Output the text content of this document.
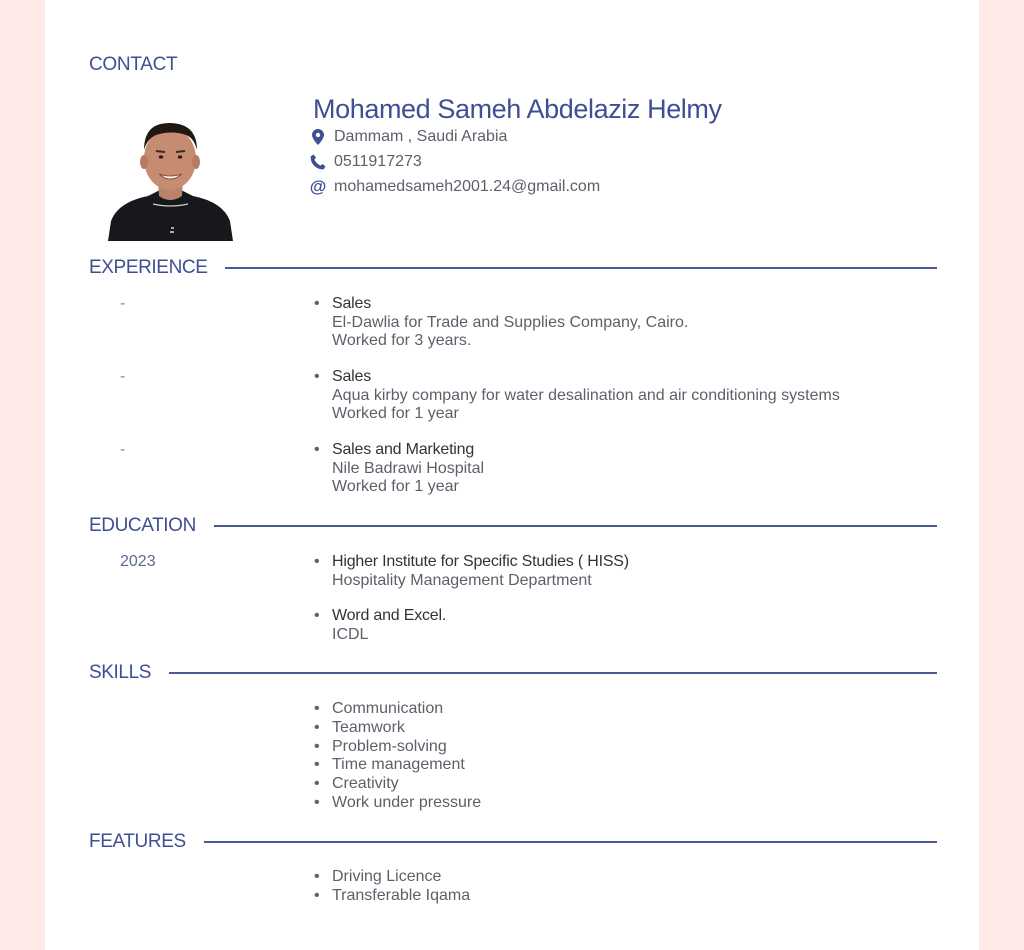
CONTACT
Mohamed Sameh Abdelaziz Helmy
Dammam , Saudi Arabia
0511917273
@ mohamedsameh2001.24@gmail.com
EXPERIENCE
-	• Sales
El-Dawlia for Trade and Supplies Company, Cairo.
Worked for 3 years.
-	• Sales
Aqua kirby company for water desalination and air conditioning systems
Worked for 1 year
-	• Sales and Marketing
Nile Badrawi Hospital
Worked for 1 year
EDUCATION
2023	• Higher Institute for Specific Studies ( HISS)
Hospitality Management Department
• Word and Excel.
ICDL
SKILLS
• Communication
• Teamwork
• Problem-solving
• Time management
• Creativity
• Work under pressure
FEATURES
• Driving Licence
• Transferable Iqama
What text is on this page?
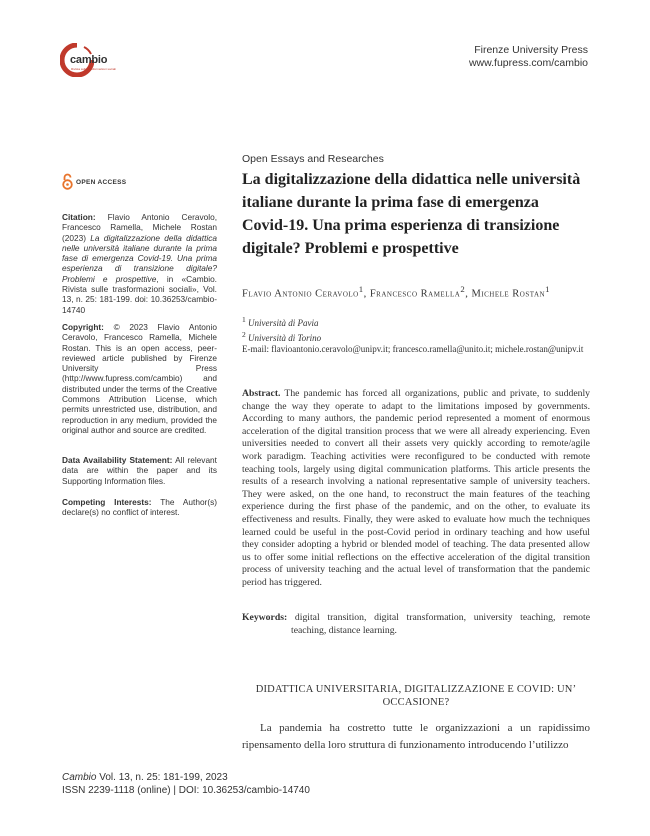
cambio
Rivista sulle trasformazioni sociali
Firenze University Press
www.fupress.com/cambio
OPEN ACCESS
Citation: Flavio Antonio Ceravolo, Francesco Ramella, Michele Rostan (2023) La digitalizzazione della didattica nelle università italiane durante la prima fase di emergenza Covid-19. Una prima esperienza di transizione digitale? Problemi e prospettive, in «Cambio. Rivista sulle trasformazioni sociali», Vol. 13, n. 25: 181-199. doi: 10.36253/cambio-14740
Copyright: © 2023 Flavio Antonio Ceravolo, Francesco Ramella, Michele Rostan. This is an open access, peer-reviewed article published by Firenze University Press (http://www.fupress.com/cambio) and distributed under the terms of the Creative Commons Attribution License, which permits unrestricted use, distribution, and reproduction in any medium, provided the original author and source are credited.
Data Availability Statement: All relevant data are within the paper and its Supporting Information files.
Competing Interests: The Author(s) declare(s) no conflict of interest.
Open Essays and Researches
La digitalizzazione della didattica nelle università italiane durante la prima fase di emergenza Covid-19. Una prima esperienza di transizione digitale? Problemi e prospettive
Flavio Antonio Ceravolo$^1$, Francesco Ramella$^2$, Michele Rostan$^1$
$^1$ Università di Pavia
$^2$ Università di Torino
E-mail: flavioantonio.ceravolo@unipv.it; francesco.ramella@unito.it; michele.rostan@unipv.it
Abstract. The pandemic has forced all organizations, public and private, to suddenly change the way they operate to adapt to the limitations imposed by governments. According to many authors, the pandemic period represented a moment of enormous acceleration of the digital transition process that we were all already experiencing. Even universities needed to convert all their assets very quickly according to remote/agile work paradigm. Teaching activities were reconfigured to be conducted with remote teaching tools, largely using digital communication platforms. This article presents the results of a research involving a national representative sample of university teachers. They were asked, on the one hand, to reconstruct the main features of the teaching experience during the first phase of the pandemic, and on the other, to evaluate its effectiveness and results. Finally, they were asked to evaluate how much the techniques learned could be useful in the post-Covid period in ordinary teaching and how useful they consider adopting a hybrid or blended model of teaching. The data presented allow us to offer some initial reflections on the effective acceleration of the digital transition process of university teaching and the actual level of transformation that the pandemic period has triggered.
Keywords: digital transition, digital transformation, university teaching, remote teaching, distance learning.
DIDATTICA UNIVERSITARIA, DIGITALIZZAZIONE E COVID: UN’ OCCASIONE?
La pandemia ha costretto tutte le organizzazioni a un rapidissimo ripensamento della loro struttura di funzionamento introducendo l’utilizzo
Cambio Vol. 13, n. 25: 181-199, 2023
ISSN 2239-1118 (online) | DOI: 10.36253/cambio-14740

» **What is being asked**
Copy out the whole listing exactly, and don't carry over any pictures.

» **Final result**
Output the text content of this document.
CONTACT
Mohamed Sameh Abdelaziz Helmy
Dammam , Saudi Arabia
0511917273
@ mohamedsameh2001.24@gmail.com
EXPERIENCE
-	• Sales
El-Dawlia for Trade and Supplies Company, Cairo.
Worked for 3 years.
-	• Sales
Aqua kirby company for water desalination and air conditioning systems
Worked for 1 year
-	• Sales and Marketing
Nile Badrawi Hospital
Worked for 1 year
EDUCATION
2023	• Higher Institute for Specific Studies ( HISS)
Hospitality Management Department
• Word and Excel.
ICDL
SKILLS
• Communication
• Teamwork
• Problem-solving
• Time management
• Creativity
• Work under pressure
FEATURES
• Driving Licence
• Transferable Iqama
What text is on this page?
cambio
Rivista sulle trasformazioni sociali
Firenze University Press
www.fupress.com/cambio
OPEN ACCESS
Citation: Flavio Antonio Ceravolo, Francesco Ramella, Michele Rostan (2023) La digitalizzazione della didattica nelle università italiane durante la prima fase di emergenza Covid-19. Una prima esperienza di transizione digitale? Problemi e prospettive, in «Cambio. Rivista sulle trasformazioni sociali», Vol. 13, n. 25: 181-199. doi: 10.36253/cambio-14740
Copyright: © 2023 Flavio Antonio Ceravolo, Francesco Ramella, Michele Rostan. This is an open access, peer-reviewed article published by Firenze University Press (http://www.fupress.com/cambio) and distributed under the terms of the Creative Commons Attribution License, which permits unrestricted use, distribution, and reproduction in any medium, provided the original author and source are credited.
Data Availability Statement: All relevant data are within the paper and its Supporting Information files.
Competing Interests: The Author(s) declare(s) no conflict of interest.
Open Essays and Researches
La digitalizzazione della didattica nelle università italiane durante la prima fase di emergenza Covid-19. Una prima esperienza di transizione digitale? Problemi e prospettive
Flavio Antonio Ceravolo$^1$, Francesco Ramella$^2$, Michele Rostan$^1$
$^1$ Università di Pavia
$^2$ Università di Torino
E-mail: flavioantonio.ceravolo@unipv.it; francesco.ramella@unito.it; michele.rostan@unipv.it
Abstract. The pandemic has forced all organizations, public and private, to suddenly change the way they operate to adapt to the limitations imposed by governments. According to many authors, the pandemic period represented a moment of enormous acceleration of the digital transition process that we were all already experiencing. Even universities needed to convert all their assets very quickly according to remote/agile work paradigm. Teaching activities were reconfigured to be conducted with remote teaching tools, largely using digital communication platforms. This article presents the results of a research involving a national representative sample of university teachers. They were asked, on the one hand, to reconstruct the main features of the teaching experience during the first phase of the pandemic, and on the other, to evaluate its effectiveness and results. Finally, they were asked to evaluate how much the techniques learned could be useful in the post-Covid period in ordinary teaching and how useful they consider adopting a hybrid or blended model of teaching. The data presented allow us to offer some initial reflections on the effective acceleration of the digital transition process of university teaching and the actual level of transformation that the pandemic period has triggered.
Keywords: digital transition, digital transformation, university teaching, remote teaching, distance learning.
DIDATTICA UNIVERSITARIA, DIGITALIZZAZIONE E COVID: UN’ OCCASIONE?
La pandemia ha costretto tutte le organizzazioni a un rapidissimo ripensamento della loro struttura di funzionamento introducendo l’utilizzo
Cambio Vol. 13, n. 25: 181-199, 2023
ISSN 2239-1118 (online) | DOI: 10.36253/cambio-14740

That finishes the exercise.